— The data —
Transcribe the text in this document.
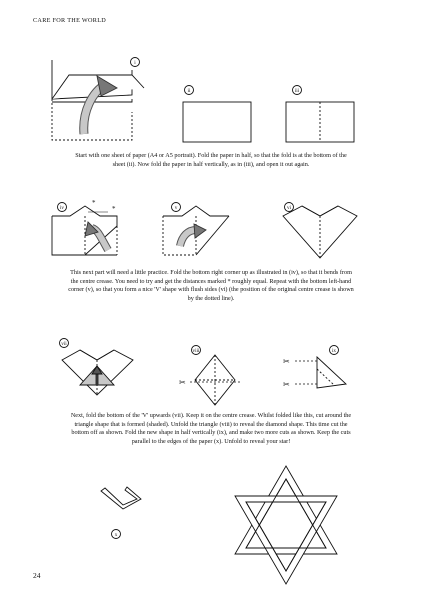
CARE FOR THE WORLD
i
ii	iii
*
*
iv	v	vi
vii
✂
viii
✂
✂
ix
x

Start with one sheet of paper (A4 or A5 portrait). Fold the paper in half, so that the fold is at the bottom of the
sheet (ii). Now fold the paper in half vertically, as in (iii), and open it out again.

This next part will need a little practice. Fold the bottom right corner up as illustrated in (iv), so that it bends from
the centre crease. You need to try and get the distances marked * roughly equal. Repeat with the bottom left-hand
corner (v), so that you form a nice 'V' shape with flush sides (vi) (the position of the original centre crease is shown
by the dotted line).

Next, fold the bottom of the 'V' upwards (vii). Keep it on the centre crease. Whilst folded like this, cut around the
triangle shape that is formed (shaded). Unfold the triangle (viii) to reveal the diamond shape. This time cut the
bottom off as shown. Fold the new shape in half vertically (ix), and make two more cuts as shown. Keep the cuts
parallel to the edges of the paper (x). Unfold to reveal your star!

24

— Your task —
Print the listing above in full, exactly as written. Omit any pictures.

— Task response —
Transcribe the text in this document.
CARE FOR THE WORLD
i
ii	iii
*
*
iv	v	vi
vii
✂
viii
✂
✂
ix
x

Start with one sheet of paper (A4 or A5 portrait). Fold the paper in half, so that the fold is at the bottom of the
sheet (ii). Now fold the paper in half vertically, as in (iii), and open it out again.

This next part will need a little practice. Fold the bottom right corner up as illustrated in (iv), so that it bends from
the centre crease. You need to try and get the distances marked * roughly equal. Repeat with the bottom left-hand
corner (v), so that you form a nice 'V' shape with flush sides (vi) (the position of the original centre crease is shown
by the dotted line).

Next, fold the bottom of the 'V' upwards (vii). Keep it on the centre crease. Whilst folded like this, cut around the
triangle shape that is formed (shaded). Unfold the triangle (viii) to reveal the diamond shape. This time cut the
bottom off as shown. Fold the new shape in half vertically (ix), and make two more cuts as shown. Keep the cuts
parallel to the edges of the paper (x). Unfold to reveal your star!

24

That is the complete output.